**CONSIGNES**:
[A] Répondez à ces questions à partir de la présentation de la saison 2023-2024 de l'Opéra national de Lorraine :
(i) Dans quelles ruines se déroule Idoménée ?
(ii) À quoi Ernesto est-il prêt à renoncer pour épouser Norina ?
(iii) Où le compositeur Pavel Haas est-il mort ?
[B] Quels créateurs (compositeurs, metteur en scène et autres artistes) la présentation de la saison 2023-2024 nomme-t-elle ?
[C] Prolongez la présentation de la saison 2023-2024 de l'Opéra national de Lorraine à partir de sa dernière phrase.

**TEXTE SOURCE**:
==============================

Aller au contenu principal

Saison 2023-2024

Saison 2023-2024 | Opéra national de Lorraine
Découvrez notre saison
Téléchargez la brochure de saison
De quoi héritons-nous ?

Nous venons tard dans un monde ancien. Aussi revient-il à chaque génération de prendre sa part de l’Histoire qui l’a précédée. Ce passé que nous avons en commun, cette Histoire qui nous réunit ou qui nous sépare, ce lien qui nous relie aux autres et à nous-même constituent notre héritage. Nous entretenons avec lui des rapports complexes, contradictoires, parfois conflictuels. Il fait partie de nous à notre corps défendant. Le choix des œuvres que nous programmons n’est pas dicté par un thème. Mais je crois aux fils qui se tissent – de manière visible ou invisible, consciente ou inconsciente – entre les différents spectacles de ce vaste puzzle que nous appelons « saison ». Et force est de constater qu’ils sont nombreux à poser cette question de l’héritage.

Notre présent est le résultat direct des choix qu’ont faits ceux qui nous ont précédés : les cartes, les planisphères, les frontières entre les nations tout comme les relations géopolitiques entre les peuples ont été façonnés par les conflits passés. C’est ce que Mozart nous donne à voir dans Idoménée, qui prend place dans les ruines de la Guerre de Troie : le roi de Crète fait partie du camp des vainqueurs mais il est poursuivi par le spectre de ce conflit qui a marqué la fin d’un monde. Face à ce passé qui pèse sur le présent, une nouvelle génération représentée par le prince Idamante et la Troyenne Ilia doit choisir : perpétuer l’Histoire en répétant ses traumatismes ou, au contraire, briser le cercle de la violence au profit de la paix et de la tolérance. C’est ce chemin qu’emprunte Idamante en libérant les prisonniers troyens, ouvrant la voie à une possible réparation : chez Mozart, la jeunesse triomphe des inimitiés de l’ancien monde.

Il en va de même pour David et Jonathas, dont les sentiments transcendent la bataille sans merci que se livrent leurs camps respectifs – Israélites et Philistins – tout comme l’amour de Roméo et Juliette dépasse la haine réciproque que se portent les Capulet et les Montaigu. C’est encore le cas, dans un tout autre registre, d’Ernesto, prêt à renoncer au capital financier de son oncle Don Pasquale pour épouser la belle et désargentée Norina. Parfois, les relations entre présent et passé sont placées sous le signe de la défiance : le lien est rompu, ouvrant la voie au révisionnisme. Nous basculons alors dans l’ère des fake news et de la désinformation. C’est à cette tendance actuelle que réagit le metteur en scène Kevin Barz : s’emparant de La Création de Haydn, il relit la Genèse au prisme de nos connaissances scientifiques sur l’univers. Il arrive enfin que le passé empoisonne le présent et ce sont les périodes les plus noires de notre Histoire. Des artistes entrent alors en résistance. C’était hier Kurt Weill – dont l’iconoclaste Lac d’argent dénonce la résistible ascension d’Adolf Hitler - ou encore le compositeur tchèque Pavel Haas, mort à Auschwitz. C’est aujourd’hui l’Ukrainienne Victoria Polevá, dont l’œuvre prend – dans le contexte actuel – un sens politique.

==============================

**ENTRÉES RÉPERTORIÉES**:
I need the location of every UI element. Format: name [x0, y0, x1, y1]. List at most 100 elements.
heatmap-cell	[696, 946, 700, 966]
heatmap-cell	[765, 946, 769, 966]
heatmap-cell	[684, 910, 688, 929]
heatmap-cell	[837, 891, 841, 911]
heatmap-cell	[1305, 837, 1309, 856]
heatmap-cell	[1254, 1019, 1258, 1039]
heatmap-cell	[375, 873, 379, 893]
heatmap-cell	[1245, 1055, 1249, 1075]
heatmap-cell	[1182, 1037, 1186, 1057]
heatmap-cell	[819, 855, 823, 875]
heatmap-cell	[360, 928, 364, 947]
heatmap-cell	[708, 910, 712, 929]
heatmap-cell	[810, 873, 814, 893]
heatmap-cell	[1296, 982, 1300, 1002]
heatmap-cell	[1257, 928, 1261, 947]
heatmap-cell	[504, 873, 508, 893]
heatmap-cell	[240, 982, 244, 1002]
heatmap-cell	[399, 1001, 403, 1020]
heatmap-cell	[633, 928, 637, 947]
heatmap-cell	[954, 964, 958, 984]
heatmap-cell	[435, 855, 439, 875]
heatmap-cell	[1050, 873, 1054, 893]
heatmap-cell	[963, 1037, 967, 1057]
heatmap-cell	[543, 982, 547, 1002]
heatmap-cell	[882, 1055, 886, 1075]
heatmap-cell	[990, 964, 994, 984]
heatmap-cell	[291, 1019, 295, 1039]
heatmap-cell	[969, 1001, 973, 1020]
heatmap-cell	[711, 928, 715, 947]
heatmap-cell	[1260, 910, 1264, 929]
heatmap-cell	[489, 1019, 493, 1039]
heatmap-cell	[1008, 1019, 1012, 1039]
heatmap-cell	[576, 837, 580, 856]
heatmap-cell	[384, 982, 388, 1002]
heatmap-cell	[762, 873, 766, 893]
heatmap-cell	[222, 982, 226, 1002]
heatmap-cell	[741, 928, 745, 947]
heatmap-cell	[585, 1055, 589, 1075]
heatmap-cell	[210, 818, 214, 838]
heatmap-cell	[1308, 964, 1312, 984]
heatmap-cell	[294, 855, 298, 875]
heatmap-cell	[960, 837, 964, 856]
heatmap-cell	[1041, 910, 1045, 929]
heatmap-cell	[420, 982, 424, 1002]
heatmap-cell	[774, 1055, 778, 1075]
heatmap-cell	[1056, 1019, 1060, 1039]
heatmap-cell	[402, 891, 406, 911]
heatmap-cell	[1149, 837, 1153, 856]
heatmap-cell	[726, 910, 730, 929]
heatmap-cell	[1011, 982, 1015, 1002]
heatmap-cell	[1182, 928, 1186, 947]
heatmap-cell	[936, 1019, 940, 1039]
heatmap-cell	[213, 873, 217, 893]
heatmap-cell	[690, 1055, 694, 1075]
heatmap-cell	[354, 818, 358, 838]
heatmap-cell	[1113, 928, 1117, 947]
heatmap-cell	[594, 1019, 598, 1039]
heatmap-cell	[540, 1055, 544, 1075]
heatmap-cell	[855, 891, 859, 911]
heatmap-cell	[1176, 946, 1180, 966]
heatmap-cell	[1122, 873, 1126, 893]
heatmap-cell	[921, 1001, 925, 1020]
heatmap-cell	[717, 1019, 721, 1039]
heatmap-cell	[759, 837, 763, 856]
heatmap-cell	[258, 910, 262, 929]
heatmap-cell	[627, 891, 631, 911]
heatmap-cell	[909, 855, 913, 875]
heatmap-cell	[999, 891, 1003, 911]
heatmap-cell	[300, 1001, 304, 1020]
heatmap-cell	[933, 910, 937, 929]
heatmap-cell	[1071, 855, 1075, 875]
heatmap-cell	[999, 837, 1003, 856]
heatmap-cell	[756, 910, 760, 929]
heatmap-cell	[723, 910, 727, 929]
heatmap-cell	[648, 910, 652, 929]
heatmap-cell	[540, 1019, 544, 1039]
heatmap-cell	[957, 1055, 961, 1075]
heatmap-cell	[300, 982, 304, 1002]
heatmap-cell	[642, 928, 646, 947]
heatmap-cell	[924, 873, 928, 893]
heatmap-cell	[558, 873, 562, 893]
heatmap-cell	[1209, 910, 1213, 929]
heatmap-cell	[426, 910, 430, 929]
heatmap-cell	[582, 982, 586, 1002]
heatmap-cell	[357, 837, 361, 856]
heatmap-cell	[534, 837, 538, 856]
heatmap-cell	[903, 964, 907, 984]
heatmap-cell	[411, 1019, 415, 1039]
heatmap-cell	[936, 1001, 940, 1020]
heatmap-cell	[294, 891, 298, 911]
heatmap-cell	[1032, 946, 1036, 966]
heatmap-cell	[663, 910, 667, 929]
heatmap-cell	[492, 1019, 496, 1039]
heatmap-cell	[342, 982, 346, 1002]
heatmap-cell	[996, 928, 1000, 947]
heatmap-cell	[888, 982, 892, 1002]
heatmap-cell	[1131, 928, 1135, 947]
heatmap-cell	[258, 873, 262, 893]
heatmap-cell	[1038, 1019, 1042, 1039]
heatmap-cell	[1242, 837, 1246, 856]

==============================

**CORRIGÉ**:
[A]
(i) Dans les ruines de la Guerre de Troie.
(ii) Au capital financier de son oncle Don Pasquale.
(iii) À Auschwitz.

[B] Mozart, Haydn, Kevin Barz, Kurt Weill, Pavel Haas, Victoria Polevá

[C]
La jeunesse du monde qui se lève et qui se révolte, nous l'avons placée au cœur de notre saison.

Depuis maintenant quatre saisons, nous avons fait le pari de faire débuter et d’accompagner une nouvelle génération d’artistes. Car notre héritage est aussi artistique : ce sont les œuvres du passé qui nous sont à la fois familières et étrangères et avec lesquelles nous tissons un dialogue à travers le temps. À cette nouvelle génération, il revient aujourd’hui de s’emparer de cet héritage, de le porter haut et de le transmettre tout en exprimant un regard fort et personnel. Parce que nous avons la conviction que ces artistes contribuent à ouvrir sur scène des imaginaires nouveaux. Sans doute les spectacles de metteurs en scène comme Ersan Mondtag ou Pınar Karabulut ne sont-ils pas le reflet fidèle du monde que nous habitons : ce sont des miroirs déformants. Mais l’image qu’ils nous tendent ne laisse pas de nous interroger : elle nous incite à poursuivre nos utopies en ces temps troublés.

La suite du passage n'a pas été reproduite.